Texto do documento:
■ ■ ■ ■ ■ ■ ■

Atestado médico online é válido?

O atestado médico online pode ser válido quando emitido após atendimento real, por profissional habilitado, com assinatura eletrônica adequada e possibilidade de verificação. O problema não está no fato de ser online, mas na falta de autenticidade, ausência de avaliação ou emissão irregular.

O CFM apresentou o Atesta CFM como plataforma oficial para emissão e validação de atestados médicos, físicos e digitais, com objetivo de aumentar segurança e reduzir fraudes.

Contudo, é importante acompanhar a situação atual da plataforma, porque notícia do próprio CFM informou que, em 2025, o Atesta CFM estava regulamentado, mas suspenso por decisão liminar judicial, embora o TCU tenha reconhecido a legalidade da ferramenta.

Assim, empresas devem aceitar documentos digitais válidos, mas podem conferir assinatura, origem e autenticidade quando houver canal de validação.

Empresa pode investigar atestado médico?

A empresa pode verificar autenticidade, especialmente em casos de suspeita concreta. Isso inclui conferir se o CRM existe, se o documento apresenta rasura, se há inconsistência de datas, se a assinatura é válida ou se o canal de validação confirma o atestado.

O que a empresa não deve fazer é expor o trabalhador, exigir diagnóstico sem base adequada, divulgar informações de saúde ou tratar todo atestado médico como suspeito. A investigação deve ser proporcional e respeitar a privacidade.

Se houver indício real de falsificação, a empresa pode tomar medidas administrativas e jurídicas. O uso de atestado falso pode gerar consequências graves ao empregado, inclusive rescisão por justa causa, além de responsabilização em outras esferas.

Cuidados para o trabalhador

O trabalhador deve sempre buscar atendimento real e guardar o atestado médico original. Também é importante conferir se o documento saiu com nome correto, data, tempo de afastamento, assinatura e identificação do profissional.

■ ■ ■ ■ ■ ■ ■

Linhas do conjunto:
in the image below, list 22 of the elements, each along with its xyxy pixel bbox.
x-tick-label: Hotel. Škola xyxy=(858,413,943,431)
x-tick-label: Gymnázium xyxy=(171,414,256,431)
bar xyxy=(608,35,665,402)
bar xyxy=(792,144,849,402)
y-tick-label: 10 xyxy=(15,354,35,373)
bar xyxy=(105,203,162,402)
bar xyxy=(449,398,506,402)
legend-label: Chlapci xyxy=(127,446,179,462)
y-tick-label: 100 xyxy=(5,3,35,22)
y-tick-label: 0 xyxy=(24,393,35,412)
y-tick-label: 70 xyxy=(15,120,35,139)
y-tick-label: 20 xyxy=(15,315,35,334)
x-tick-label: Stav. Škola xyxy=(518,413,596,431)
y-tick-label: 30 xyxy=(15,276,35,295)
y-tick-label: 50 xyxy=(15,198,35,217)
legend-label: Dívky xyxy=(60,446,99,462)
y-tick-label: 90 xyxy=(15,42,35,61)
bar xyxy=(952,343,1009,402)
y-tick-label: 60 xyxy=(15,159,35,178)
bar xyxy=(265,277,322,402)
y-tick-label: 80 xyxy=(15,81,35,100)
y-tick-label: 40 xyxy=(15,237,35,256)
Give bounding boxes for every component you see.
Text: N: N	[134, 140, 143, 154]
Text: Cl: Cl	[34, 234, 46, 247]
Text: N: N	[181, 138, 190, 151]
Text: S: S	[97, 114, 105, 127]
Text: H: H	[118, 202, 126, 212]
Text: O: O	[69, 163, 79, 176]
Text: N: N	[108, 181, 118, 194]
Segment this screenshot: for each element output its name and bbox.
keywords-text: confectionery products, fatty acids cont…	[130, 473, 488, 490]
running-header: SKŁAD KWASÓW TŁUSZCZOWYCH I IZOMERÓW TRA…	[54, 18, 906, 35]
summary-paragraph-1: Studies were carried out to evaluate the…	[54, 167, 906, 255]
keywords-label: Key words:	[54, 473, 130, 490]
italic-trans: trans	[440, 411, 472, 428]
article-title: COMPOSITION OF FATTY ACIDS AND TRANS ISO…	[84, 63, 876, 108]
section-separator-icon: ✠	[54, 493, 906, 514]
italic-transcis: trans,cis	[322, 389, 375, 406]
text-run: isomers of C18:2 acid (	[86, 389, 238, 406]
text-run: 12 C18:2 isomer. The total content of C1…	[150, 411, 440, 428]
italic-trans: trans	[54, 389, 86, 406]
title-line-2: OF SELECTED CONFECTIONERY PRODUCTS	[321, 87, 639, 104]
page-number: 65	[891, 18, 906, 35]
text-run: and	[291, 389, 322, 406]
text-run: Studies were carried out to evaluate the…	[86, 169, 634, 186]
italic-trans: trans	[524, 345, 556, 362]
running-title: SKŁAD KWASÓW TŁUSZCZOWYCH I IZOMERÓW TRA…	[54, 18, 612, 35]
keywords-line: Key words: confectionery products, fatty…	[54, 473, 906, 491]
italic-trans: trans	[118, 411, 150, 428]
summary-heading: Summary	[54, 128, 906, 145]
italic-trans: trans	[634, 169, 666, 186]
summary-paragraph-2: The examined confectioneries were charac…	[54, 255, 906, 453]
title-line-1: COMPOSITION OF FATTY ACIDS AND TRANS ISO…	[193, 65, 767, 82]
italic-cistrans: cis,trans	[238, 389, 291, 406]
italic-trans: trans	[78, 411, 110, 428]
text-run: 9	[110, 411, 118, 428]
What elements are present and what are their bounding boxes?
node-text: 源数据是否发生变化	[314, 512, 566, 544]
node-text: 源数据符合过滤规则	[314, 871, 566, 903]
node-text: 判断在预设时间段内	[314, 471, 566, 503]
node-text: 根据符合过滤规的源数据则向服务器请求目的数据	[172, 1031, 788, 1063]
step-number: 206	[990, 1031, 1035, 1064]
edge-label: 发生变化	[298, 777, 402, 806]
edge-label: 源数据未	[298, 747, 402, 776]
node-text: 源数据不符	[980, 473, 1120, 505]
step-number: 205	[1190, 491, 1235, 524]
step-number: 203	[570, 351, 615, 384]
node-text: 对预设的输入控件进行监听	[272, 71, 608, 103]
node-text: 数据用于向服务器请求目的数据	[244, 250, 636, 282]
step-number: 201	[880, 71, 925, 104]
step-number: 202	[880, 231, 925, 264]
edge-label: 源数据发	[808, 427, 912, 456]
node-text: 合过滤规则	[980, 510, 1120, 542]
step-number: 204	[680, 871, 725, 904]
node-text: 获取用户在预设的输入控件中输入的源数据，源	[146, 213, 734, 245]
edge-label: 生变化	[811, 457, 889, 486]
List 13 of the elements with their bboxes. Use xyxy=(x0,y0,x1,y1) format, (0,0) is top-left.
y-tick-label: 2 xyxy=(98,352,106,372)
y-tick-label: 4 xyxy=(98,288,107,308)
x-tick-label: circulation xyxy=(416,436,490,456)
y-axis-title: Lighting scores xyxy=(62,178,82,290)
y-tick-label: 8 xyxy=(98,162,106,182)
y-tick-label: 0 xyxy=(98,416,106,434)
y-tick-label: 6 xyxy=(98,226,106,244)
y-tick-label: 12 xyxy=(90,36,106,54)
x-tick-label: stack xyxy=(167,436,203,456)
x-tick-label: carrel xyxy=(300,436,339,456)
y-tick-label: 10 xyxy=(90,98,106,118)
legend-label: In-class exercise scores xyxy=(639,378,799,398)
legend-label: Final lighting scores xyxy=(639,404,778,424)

■ ■ ■ ■ ■ ■ ■

Objetivo da tarefa:
Dê continuidade ao texto sobre atestados médicos a partir da última frase apresentada.

Resultado do exercício:
Outro cuidado é não alterar o documento. Mudar data, número de dias ou qualquer informação transforma um documento verdadeiro em um problema sério. Também não se deve comprar atestado médico ou usar documento de terceiros.

Se o trabalhador precisar apresentar o atestado à empresa, deve seguir a política interna e manter comprovante de envio sempre que possível, principalmente quando o documento for encaminhado por e-mail, sistema interno ou aplicativo.

Cuidados para empresas e RH

Para empresas, o melhor caminho é ter uma política clara sobre recebimento de atestado médico. Essa política deve informar prazo de entrega, canais aceitos, documentos físicos ou digitais, forma de registro e procedimento em caso de dúvida.

Também é recomendável treinar gestores para não fazer perguntas indevidas sobre diagnóstico. O gestor direto não precisa saber detalhes da doença. Muitas vezes, basta saber que o empregado está afastado e por quantos dias.

O RH deve concentrar informações sensíveis, manter sigilo e garantir que o documento seja usado apenas para a finalidade correta. Isso reduz conflitos, protege a empresa e respeita o trabalhador.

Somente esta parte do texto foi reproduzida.